INSTRUCTIONS TO FOLLOW: From the first line to the last, write out the records below exactly as they appear.

(Excerpts from a dataset)
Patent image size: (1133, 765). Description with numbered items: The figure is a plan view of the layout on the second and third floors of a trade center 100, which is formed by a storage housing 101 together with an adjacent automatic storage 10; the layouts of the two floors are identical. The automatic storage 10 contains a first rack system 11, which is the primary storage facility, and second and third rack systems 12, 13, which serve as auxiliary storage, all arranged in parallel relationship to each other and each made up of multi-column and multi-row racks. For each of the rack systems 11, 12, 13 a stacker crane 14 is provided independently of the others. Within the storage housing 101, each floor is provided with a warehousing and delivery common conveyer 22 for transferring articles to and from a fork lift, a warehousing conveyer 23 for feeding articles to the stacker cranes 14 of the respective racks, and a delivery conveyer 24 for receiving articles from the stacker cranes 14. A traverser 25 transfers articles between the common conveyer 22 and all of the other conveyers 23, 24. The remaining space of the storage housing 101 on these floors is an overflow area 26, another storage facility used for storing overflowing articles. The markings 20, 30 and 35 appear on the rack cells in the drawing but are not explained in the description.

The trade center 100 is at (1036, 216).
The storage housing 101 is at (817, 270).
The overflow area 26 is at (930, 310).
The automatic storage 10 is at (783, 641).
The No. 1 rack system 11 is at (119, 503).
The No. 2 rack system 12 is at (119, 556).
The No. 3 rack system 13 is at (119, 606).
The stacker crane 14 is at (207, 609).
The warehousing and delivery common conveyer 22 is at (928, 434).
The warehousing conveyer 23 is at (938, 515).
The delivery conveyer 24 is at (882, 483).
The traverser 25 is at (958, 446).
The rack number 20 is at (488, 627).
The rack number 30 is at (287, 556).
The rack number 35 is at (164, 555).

ANSWER TO THE PROBLEM:
Patent image size: (1133, 765). Description with numbered items: The figure is a plan view of the layout on the second and third floors of a trade center 100, which is formed by a storage housing 101 together with an adjacent automatic storage 10; the layouts of the two floors are identical. The automatic storage 10 contains a first rack system 11, which is the primary storage facility, and second and third rack systems 12, 13, which serve as auxiliary storage, all arranged in parallel relationship to each other and each made up of multi-column and multi-row racks. For each of the rack systems 11, 12, 13 a stacker crane 14 is provided independently of the others. Within the storage housing 101, each floor is provided with a warehousing and delivery common conveyer 22 for transferring articles to and from a fork lift, a warehousing conveyer 23 for feeding articles to the stacker cranes 14 of the respective racks, and a delivery conveyer 24 for receiving articles from the stacker cranes 14. A traverser 25 transfers articles between the common conveyer 22 and all of the other conveyers 23, 24. The remaining space of the storage housing 101 on these floors is an overflow area 26, another storage facility used for storing overflowing articles. The markings 20, 30 and 35 appear on the rack cells in the drawing but are not explained in the description.

The trade center 100 is at (1036, 216).
The storage housing 101 is at (817, 270).
The overflow area 26 is at (930, 310).
The automatic storage 10 is at (783, 641).
The No. 1 rack system 11 is at (119, 503).
The No. 2 rack system 12 is at (119, 556).
The No. 3 rack system 13 is at (119, 606).
The stacker crane 14 is at (207, 609).
The warehousing and delivery common conveyer 22 is at (928, 434).
The warehousing conveyer 23 is at (938, 515).
The delivery conveyer 24 is at (882, 483).
The traverser 25 is at (958, 446).
The rack number 20 is at (488, 627).
The rack number 30 is at (287, 556).
The rack number 35 is at (164, 555).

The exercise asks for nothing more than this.